Convert the lines below into a Markdown table with a Row column holding the row number and a Line column holding the line, omitting any blank lines. Leave the pictures out of the table.

(Source data)
◆ ◆ ◆ ◆ ◆
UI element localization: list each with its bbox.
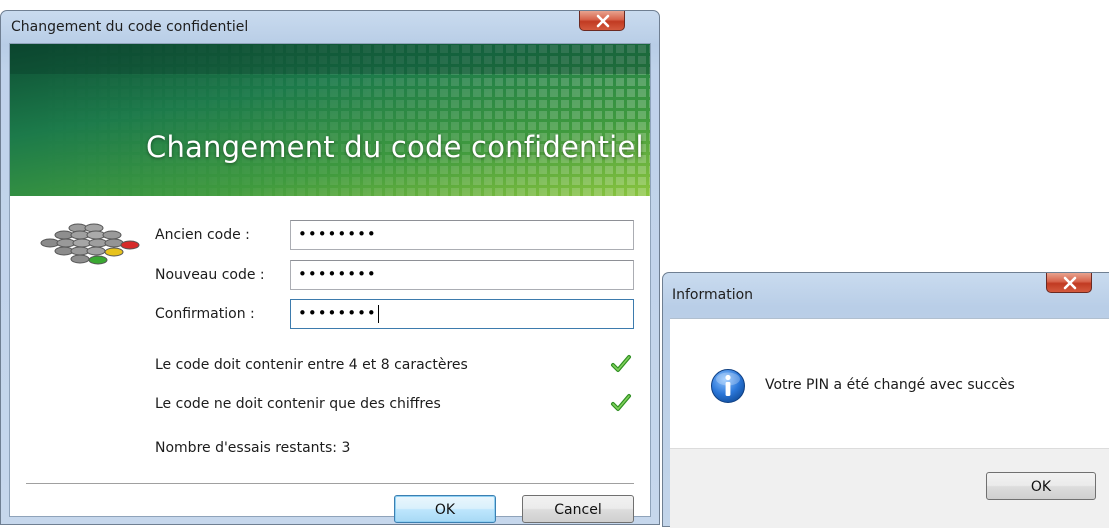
info-message: Votre PIN a été changé avec succès (765, 377, 1015, 393)
pin-dialog-close-button[interactable] (579, 11, 625, 31)
header-banner: Changement du code confidentiel (10, 44, 650, 196)
new-code-label: Nouveau code : (155, 267, 265, 283)
info-dialog-title: Information (672, 287, 754, 303)
check-icon (611, 355, 631, 372)
rule-length: Le code doit contenir entre 4 et 8 carac… (155, 357, 468, 373)
old-code-field[interactable]: •••••••• (290, 220, 634, 250)
banner-title: Changement du code confidentiel (146, 130, 644, 164)
pin-dialog-content: Changement du code confidentiel Ancien c… (9, 43, 651, 523)
remaining-tries-text: Nombre d'essais restants: 3 (155, 440, 351, 456)
banner-grid-pattern (10, 44, 650, 196)
rule-digits: Le code ne doit contenir que des chiffre… (155, 396, 441, 412)
info-dialog-content: Votre PIN a été changé avec succès (670, 318, 1109, 449)
new-code-field[interactable]: •••••••• (290, 260, 634, 290)
check-icon (611, 394, 631, 411)
information-dialog: Information Votre PIN a été changé avec … (662, 272, 1109, 528)
info-icon (711, 369, 745, 403)
pin-change-dialog: Changement du code confidentiel Changeme… (0, 10, 660, 525)
cancel-button[interactable]: Cancel (522, 495, 634, 523)
info-dialog-footer: OK (670, 448, 1109, 528)
smartcard-chip-icon (40, 223, 140, 265)
ok-button[interactable]: OK (394, 495, 496, 523)
text-caret (377, 304, 379, 323)
pin-dialog-title: Changement du code confidentiel (11, 19, 249, 35)
info-ok-button[interactable]: OK (986, 472, 1096, 500)
confirmation-label: Confirmation : (155, 306, 255, 322)
old-code-label: Ancien code : (155, 227, 250, 243)
pin-dialog-titlebar[interactable]: Changement du code confidentiel (1, 11, 659, 43)
confirmation-field[interactable]: •••••••• (290, 299, 634, 329)
close-icon (1063, 276, 1077, 290)
close-icon (596, 14, 610, 28)
footer-separator (26, 483, 634, 485)
info-dialog-close-button[interactable] (1046, 273, 1092, 293)
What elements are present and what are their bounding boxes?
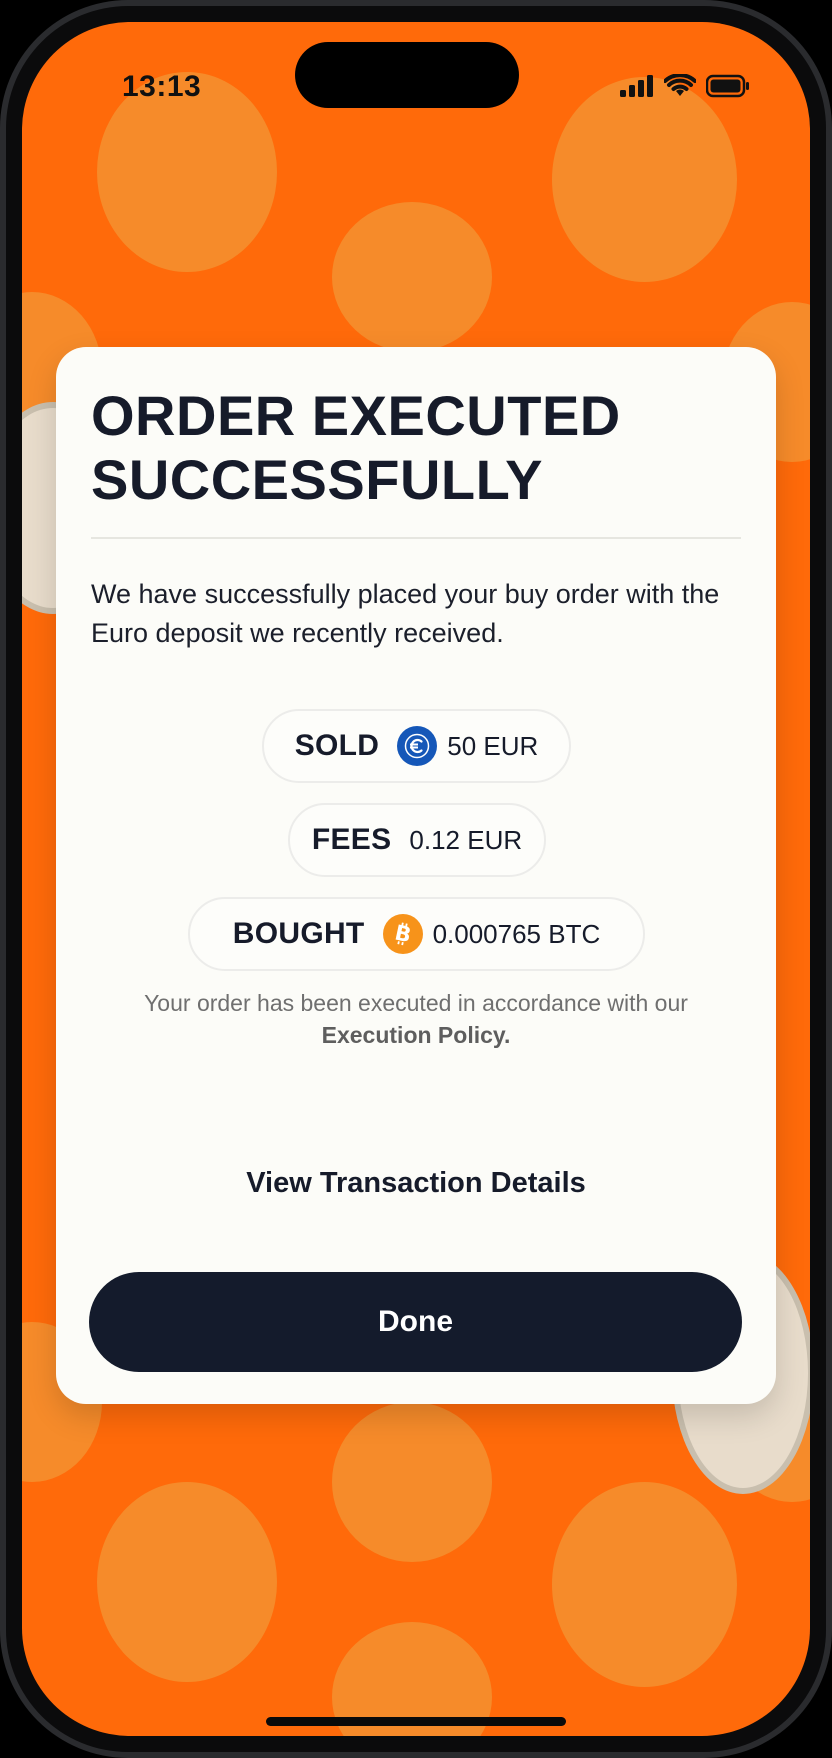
policy-text: Your order has been executed in accordan… (144, 990, 688, 1016)
euro-icon (397, 726, 438, 766)
sold-value: 50 EUR (447, 730, 539, 761)
fees-value: 0.12 EUR (409, 824, 523, 855)
sold-pill: SOLD 50 EUR (262, 709, 571, 783)
fees-label: FEES (311, 823, 392, 856)
fees-pill: FEES 0.12 EUR (288, 803, 546, 877)
wifi-icon (663, 73, 697, 103)
battery-icon (705, 74, 750, 103)
home-indicator[interactable] (266, 1717, 566, 1726)
app-screen: 13:13 ORDER EXECUTED SUCCESSFULLY We hav… (22, 22, 810, 1736)
bitcoin-icon: B (382, 914, 423, 954)
bought-value: 0.000765 BTC (432, 918, 601, 949)
order-confirmation-card: ORDER EXECUTED SUCCESSFULLY We have succ… (56, 347, 776, 1404)
title-line: ORDER EXECUTED (91, 384, 621, 447)
background-blob (97, 1482, 277, 1682)
background-blob (552, 1482, 737, 1687)
status-time: 13:13 (122, 70, 202, 103)
view-transaction-details-link[interactable]: View Transaction Details (91, 1167, 741, 1200)
background-blob (332, 202, 492, 352)
dynamic-island (295, 42, 519, 108)
sold-label: SOLD (294, 729, 380, 762)
cellular-signal-icon (620, 75, 654, 102)
execution-policy-note: Your order has been executed in accordan… (91, 987, 741, 1051)
confirmation-message: We have successfully placed your buy ord… (91, 579, 720, 648)
bought-pill: BOUGHT B 0.000765 BTC (188, 897, 645, 971)
divider (91, 537, 741, 539)
background-blob (332, 1402, 492, 1562)
status-bar: 13:13 (22, 22, 810, 132)
page-title: ORDER EXECUTED SUCCESSFULLY (91, 384, 731, 512)
title-line: SUCCESSFULLY (91, 448, 544, 511)
bought-label: BOUGHT (232, 917, 365, 950)
execution-policy-link[interactable]: Execution Policy. (322, 1022, 511, 1048)
status-icons (620, 73, 750, 103)
done-button[interactable]: Done (89, 1272, 742, 1372)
◆ ◆ ◆ ◆ ◆
Solution ->
| Row | Line |
|---|---|
| 1 | UI element localization: list each with its bbox. |
| 2 | info-message: Votre PIN a été changé avec succès (765, 377, 1015, 393) |
| 3 | pin-dialog-close-button[interactable] (579, 11, 625, 31) |
| 4 | header-banner: Changement du code confidentiel (10, 44, 650, 196) |
| 5 | new-code-label: Nouveau code : (155, 267, 265, 283) |
| 6 | info-dialog-title: Information (672, 287, 754, 303) |
| 7 | check-icon (611, 355, 631, 372) |
| 8 | rule-length: Le code doit contenir entre 4 et 8 carac… (155, 357, 468, 373) |
| 9 | old-code-field[interactable]: •••••••• (290, 220, 634, 250) |
| 10 | banner-title: Changement du code confidentiel (146, 130, 644, 164) |
| 11 | pin-dialog-content: Changement du code confidentiel Ancien c… (9, 43, 651, 523) |
| 12 | remaining-tries-text: Nombre d'essais restants: 3 (155, 440, 351, 456) |
| 13 | banner-grid-pattern (10, 44, 650, 196) |
| 14 | rule-digits: Le code ne doit contenir que des chiffre… (155, 396, 441, 412) |
| 15 | info-dialog-content: Votre PIN a été changé avec succès (670, 318, 1109, 449) |
| 16 | new-code-field[interactable]: •••••••• (290, 260, 634, 290) |
| 17 | check-icon (611, 394, 631, 411) |
| 18 | information-dialog: Information Votre PIN a été changé avec … (662, 272, 1109, 528) |
| 19 | info-icon (711, 369, 745, 403) |
| 20 | pin-change-dialog: Changement du code confidentiel Changeme… (0, 10, 660, 525) |
| 21 | cancel-button[interactable]: Cancel (522, 495, 634, 523) |
| 22 | info-dialog-footer: OK (670, 448, 1109, 528) |
| 23 | smartcard-chip-icon (40, 223, 140, 265) |
| 24 | ok-button[interactable]: OK (394, 495, 496, 523) |
| 25 | text-caret (377, 304, 379, 323) |
| 26 | pin-dialog-title: Changement du code confidentiel (11, 19, 249, 35) |
| 27 | info-ok-button[interactable]: OK (986, 472, 1096, 500) |
| 28 | confirmation-label: Confirmation : (155, 306, 255, 322) |
| 29 | old-code-label: Ancien code : (155, 227, 250, 243) |
| 30 | pin-dialog-titlebar[interactable]: Changement du code confidentiel (1, 11, 659, 43) |
| 31 | confirmation-field[interactable]: •••••••• (290, 299, 634, 329) |
| 32 | close-icon (1063, 276, 1077, 290) |
| 33 | close-icon (596, 14, 610, 28) |
| 34 | footer-separator (26, 483, 634, 485) |
| 35 | info-dialog-close-button[interactable] (1046, 273, 1092, 293) |
| 36 | What elements are present and what are their bounding boxes? |
| 37 | policy-text: Your order has been executed in accordan… (144, 990, 688, 1016) |
| 38 | euro-icon (397, 726, 438, 766) |
| 39 | sold-value: 50 EUR (447, 730, 539, 761) |
| 40 | fees-value: 0.12 EUR (409, 824, 523, 855) |
| 41 | sold-pill: SOLD 50 EUR (262, 709, 571, 783) |
| 42 | fees-label: FEES (311, 823, 392, 856) |
| 43 | fees-pill: FEES 0.12 EUR (288, 803, 546, 877) |
| 44 | wifi-icon (663, 73, 697, 103) |
| 45 | battery-icon (705, 74, 750, 103) |
| 46 | home-indicator[interactable] (266, 1717, 566, 1726) |
| 47 | app-screen: 13:13 ORDER EXECUTED SUCCESSFULLY We hav… (22, 22, 810, 1736) |
| 48 | bitcoin-icon: B (382, 914, 423, 954) |
| 49 | bought-value: 0.000765 BTC (432, 918, 601, 949) |
| 50 | order-confirmation-card: ORDER EXECUTED SUCCESSFULLY We have succ… (56, 347, 776, 1404) |
| 51 | title-line: ORDER EXECUTED (91, 384, 621, 447) |
| 52 | background-blob (97, 1482, 277, 1682) |
| 53 | background-blob (552, 1482, 737, 1687) |
| 54 | status-time: 13:13 (122, 70, 202, 103) |
| 55 | view-transaction-details-link[interactable]: View Transaction Details (91, 1167, 741, 1200) |
| 56 | background-blob (332, 202, 492, 352) |
| 57 | dynamic-island (295, 42, 519, 108) |
| 58 | sold-label: SOLD (294, 729, 380, 762) |
| 59 | cellular-signal-icon (620, 75, 654, 102) |
| 60 | execution-policy-note: Your order has been executed in accordan… (91, 987, 741, 1051) |
| 61 | confirmation-message: We have successfully placed your buy ord… (91, 579, 720, 648) |
| 62 | bought-pill: BOUGHT B 0.000765 BTC (188, 897, 645, 971) |
| 63 | divider (91, 537, 741, 539) |
| 64 | background-blob (332, 1402, 492, 1562) |
| 65 | status-bar: 13:13 (22, 22, 810, 132) |
| 66 | page-title: ORDER EXECUTED SUCCESSFULLY (91, 384, 731, 512) |
| 67 | title-line: SUCCESSFULLY (91, 448, 544, 511) |
| 68 | bought-label: BOUGHT (232, 917, 365, 950) |
| 69 | execution-policy-link[interactable]: Execution Policy. (322, 1022, 511, 1048) |
| 70 | status-icons (620, 73, 750, 103) |
| 71 | done-button[interactable]: Done (89, 1272, 742, 1372) |